**What the exercise asks**
Find each line holding "como" and copy it out.

**Recorded data**
━━━━━━━━━━━━━━━━
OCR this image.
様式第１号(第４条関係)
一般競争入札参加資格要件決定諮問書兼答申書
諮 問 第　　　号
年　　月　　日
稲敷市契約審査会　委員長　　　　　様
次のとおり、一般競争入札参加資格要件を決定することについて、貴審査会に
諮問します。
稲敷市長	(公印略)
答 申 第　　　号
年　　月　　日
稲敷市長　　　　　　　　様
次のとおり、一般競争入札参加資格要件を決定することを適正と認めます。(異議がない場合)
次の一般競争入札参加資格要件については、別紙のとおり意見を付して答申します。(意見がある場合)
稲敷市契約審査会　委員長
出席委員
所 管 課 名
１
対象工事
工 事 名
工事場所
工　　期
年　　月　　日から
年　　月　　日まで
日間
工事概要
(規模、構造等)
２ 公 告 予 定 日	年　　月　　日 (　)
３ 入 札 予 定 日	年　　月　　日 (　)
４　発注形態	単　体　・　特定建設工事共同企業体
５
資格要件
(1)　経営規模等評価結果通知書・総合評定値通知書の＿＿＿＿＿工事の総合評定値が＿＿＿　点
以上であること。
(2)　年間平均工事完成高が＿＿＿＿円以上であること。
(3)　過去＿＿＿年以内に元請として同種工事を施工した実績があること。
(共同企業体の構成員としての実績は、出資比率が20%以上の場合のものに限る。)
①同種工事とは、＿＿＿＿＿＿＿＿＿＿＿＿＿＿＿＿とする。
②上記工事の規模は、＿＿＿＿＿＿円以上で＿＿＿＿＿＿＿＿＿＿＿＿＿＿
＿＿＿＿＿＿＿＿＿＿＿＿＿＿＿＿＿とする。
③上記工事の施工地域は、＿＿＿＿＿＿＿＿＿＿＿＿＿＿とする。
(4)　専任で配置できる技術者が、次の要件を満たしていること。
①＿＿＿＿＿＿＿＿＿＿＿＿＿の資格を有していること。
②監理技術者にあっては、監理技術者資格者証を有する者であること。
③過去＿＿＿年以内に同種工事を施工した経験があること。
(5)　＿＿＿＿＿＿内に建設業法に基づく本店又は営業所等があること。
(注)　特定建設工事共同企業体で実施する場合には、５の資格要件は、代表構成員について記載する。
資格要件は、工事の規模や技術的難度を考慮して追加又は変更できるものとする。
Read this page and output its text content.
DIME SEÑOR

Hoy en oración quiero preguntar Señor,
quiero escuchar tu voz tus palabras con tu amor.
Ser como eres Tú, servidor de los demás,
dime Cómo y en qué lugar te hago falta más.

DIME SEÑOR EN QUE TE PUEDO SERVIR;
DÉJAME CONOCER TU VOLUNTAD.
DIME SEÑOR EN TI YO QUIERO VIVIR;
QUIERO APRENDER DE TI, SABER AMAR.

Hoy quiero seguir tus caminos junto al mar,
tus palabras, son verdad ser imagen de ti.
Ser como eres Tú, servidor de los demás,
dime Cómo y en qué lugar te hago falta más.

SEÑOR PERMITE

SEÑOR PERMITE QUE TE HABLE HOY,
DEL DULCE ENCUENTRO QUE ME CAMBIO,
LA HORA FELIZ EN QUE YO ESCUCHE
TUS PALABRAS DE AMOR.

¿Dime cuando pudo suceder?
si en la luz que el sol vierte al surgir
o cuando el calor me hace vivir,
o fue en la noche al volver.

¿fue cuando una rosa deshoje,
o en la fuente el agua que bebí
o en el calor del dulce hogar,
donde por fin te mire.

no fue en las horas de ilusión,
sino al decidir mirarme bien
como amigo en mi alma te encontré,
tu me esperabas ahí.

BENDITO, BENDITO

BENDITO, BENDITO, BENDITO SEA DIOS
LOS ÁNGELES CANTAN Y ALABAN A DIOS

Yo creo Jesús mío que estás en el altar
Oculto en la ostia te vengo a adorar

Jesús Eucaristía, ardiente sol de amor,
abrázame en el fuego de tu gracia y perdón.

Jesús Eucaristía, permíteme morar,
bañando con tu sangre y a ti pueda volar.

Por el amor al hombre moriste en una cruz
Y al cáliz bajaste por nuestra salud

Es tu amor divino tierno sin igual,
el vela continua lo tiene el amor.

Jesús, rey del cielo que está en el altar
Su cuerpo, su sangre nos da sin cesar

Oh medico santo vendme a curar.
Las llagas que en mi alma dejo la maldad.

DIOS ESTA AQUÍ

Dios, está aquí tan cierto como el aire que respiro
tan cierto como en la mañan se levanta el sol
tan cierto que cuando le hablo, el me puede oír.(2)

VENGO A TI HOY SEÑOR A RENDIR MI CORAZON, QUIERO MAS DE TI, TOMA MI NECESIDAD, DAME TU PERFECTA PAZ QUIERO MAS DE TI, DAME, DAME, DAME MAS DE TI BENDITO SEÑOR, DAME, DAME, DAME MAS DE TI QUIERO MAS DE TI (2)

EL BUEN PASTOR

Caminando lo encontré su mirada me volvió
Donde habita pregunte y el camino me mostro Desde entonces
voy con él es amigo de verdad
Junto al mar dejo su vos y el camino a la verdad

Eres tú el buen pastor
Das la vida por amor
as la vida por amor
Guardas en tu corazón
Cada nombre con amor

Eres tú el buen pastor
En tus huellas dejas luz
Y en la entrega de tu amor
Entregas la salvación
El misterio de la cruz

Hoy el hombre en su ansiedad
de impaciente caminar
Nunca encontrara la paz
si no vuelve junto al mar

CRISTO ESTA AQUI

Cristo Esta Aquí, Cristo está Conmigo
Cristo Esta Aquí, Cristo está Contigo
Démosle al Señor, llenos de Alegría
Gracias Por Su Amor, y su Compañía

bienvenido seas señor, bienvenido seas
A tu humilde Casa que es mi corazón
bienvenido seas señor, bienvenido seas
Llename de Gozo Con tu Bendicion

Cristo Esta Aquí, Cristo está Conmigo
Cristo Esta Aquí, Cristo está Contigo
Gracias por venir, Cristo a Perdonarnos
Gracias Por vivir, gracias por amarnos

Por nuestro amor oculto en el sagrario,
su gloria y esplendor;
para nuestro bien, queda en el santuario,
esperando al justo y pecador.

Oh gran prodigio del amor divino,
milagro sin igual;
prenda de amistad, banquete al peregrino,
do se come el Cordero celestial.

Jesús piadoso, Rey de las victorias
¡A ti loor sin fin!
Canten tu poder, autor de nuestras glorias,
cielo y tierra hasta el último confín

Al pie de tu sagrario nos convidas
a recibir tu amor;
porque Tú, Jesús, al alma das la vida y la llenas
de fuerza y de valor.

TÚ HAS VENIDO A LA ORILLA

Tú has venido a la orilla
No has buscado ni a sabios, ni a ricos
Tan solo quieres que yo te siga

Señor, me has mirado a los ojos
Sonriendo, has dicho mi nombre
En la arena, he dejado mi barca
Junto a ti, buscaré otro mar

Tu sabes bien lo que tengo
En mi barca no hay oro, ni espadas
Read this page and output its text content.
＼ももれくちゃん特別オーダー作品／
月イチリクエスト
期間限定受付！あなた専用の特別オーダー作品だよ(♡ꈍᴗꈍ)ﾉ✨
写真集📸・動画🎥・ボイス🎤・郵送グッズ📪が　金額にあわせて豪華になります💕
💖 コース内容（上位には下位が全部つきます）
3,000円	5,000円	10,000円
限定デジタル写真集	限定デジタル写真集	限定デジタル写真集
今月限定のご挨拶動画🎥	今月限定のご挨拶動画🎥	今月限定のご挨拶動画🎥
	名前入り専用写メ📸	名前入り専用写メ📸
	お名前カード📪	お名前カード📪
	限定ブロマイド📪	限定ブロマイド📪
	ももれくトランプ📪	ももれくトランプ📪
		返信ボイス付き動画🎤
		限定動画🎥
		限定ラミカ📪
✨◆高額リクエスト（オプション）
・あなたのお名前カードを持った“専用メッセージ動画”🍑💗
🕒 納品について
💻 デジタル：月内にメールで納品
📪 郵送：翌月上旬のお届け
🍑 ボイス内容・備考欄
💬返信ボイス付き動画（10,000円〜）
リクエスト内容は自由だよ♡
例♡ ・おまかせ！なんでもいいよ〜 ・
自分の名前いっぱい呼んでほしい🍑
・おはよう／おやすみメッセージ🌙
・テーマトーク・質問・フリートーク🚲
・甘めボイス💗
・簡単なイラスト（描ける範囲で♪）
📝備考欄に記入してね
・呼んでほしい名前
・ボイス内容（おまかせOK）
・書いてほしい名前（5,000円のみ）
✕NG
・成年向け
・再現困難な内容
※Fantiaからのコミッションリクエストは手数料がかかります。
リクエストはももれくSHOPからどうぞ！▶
━━━━━━━━━━━━━━━━
**Finished answer**
Ser como eres Tú, servidor de los demás,
Ser como eres Tú, servidor de los demás,
como amigo en mi alma te encontré,
Dios, está aquí tan cierto como el aire que respiro
tan cierto como en la mañan se levanta el sol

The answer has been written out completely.